== Exercise aim ==
Reproduce the records line for line, from their first line through the line containing "legend-marker-icon [565, 722, 616, 746]", both ends included.
Begin Data
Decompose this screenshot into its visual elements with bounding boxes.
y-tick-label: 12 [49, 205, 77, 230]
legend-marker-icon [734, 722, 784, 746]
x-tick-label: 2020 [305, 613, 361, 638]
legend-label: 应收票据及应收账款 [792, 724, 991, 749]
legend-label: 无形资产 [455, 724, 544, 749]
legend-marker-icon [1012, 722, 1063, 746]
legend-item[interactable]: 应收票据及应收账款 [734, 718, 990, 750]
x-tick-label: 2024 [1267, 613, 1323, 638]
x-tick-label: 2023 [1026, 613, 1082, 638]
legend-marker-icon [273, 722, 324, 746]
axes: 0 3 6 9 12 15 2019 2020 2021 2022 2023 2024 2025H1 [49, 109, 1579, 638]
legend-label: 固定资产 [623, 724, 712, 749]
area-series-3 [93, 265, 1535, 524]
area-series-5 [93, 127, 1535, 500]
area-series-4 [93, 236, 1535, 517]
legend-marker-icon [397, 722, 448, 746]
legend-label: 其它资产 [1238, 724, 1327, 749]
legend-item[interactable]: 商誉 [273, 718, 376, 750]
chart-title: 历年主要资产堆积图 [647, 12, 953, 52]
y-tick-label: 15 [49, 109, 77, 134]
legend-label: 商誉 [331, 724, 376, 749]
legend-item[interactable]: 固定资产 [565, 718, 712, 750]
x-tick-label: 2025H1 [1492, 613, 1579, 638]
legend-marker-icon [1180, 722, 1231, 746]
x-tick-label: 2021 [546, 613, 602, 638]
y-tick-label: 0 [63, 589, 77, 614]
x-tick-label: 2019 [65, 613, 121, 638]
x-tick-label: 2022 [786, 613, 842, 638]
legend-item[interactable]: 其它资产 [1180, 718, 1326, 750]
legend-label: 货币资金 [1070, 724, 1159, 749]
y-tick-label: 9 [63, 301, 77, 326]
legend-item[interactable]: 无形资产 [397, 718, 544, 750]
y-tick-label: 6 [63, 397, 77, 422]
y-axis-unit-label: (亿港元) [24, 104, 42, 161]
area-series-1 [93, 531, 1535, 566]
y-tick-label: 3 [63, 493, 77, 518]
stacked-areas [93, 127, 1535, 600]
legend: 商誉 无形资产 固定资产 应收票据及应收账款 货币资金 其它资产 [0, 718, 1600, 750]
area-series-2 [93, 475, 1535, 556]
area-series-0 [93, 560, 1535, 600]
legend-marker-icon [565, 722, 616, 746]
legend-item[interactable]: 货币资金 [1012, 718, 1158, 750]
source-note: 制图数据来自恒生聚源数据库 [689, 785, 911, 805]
End Data
== Reply to the exercise ==
Decompose this screenshot into its visual elements with bounding boxes.
y-tick-label: 12 [49, 205, 77, 230]
legend-marker-icon [734, 722, 784, 746]
x-tick-label: 2020 [305, 613, 361, 638]
legend-label: 应收票据及应收账款 [792, 724, 991, 749]
legend-label: 无形资产 [455, 724, 544, 749]
legend-marker-icon [1012, 722, 1063, 746]
legend-item[interactable]: 应收票据及应收账款 [734, 718, 990, 750]
x-tick-label: 2024 [1267, 613, 1323, 638]
x-tick-label: 2023 [1026, 613, 1082, 638]
legend-marker-icon [273, 722, 324, 746]
axes: 0 3 6 9 12 15 2019 2020 2021 2022 2023 2024 2025H1 [49, 109, 1579, 638]
legend-label: 固定资产 [623, 724, 712, 749]
area-series-3 [93, 265, 1535, 524]
area-series-5 [93, 127, 1535, 500]
area-series-4 [93, 236, 1535, 517]
legend-marker-icon [397, 722, 448, 746]
legend-label: 其它资产 [1238, 724, 1327, 749]
legend-item[interactable]: 商誉 [273, 718, 376, 750]
chart-title: 历年主要资产堆积图 [647, 12, 953, 52]
y-tick-label: 15 [49, 109, 77, 134]
legend-label: 商誉 [331, 724, 376, 749]
legend-item[interactable]: 固定资产 [565, 718, 712, 750]
x-tick-label: 2025H1 [1492, 613, 1579, 638]
legend-marker-icon [1180, 722, 1231, 746]
x-tick-label: 2021 [546, 613, 602, 638]
y-tick-label: 0 [63, 589, 77, 614]
x-tick-label: 2019 [65, 613, 121, 638]
x-tick-label: 2022 [786, 613, 842, 638]
legend-item[interactable]: 其它资产 [1180, 718, 1326, 750]
legend-label: 货币资金 [1070, 724, 1159, 749]
y-tick-label: 9 [63, 301, 77, 326]
legend-item[interactable]: 无形资产 [397, 718, 544, 750]
y-tick-label: 6 [63, 397, 77, 422]
y-axis-unit-label: (亿港元) [24, 104, 42, 161]
area-series-1 [93, 531, 1535, 566]
y-tick-label: 3 [63, 493, 77, 518]
stacked-areas [93, 127, 1535, 600]
legend: 商誉 无形资产 固定资产 应收票据及应收账款 货币资金 其它资产 [0, 718, 1600, 750]
area-series-2 [93, 475, 1535, 556]
area-series-0 [93, 560, 1535, 600]
legend-marker-icon [565, 722, 616, 746]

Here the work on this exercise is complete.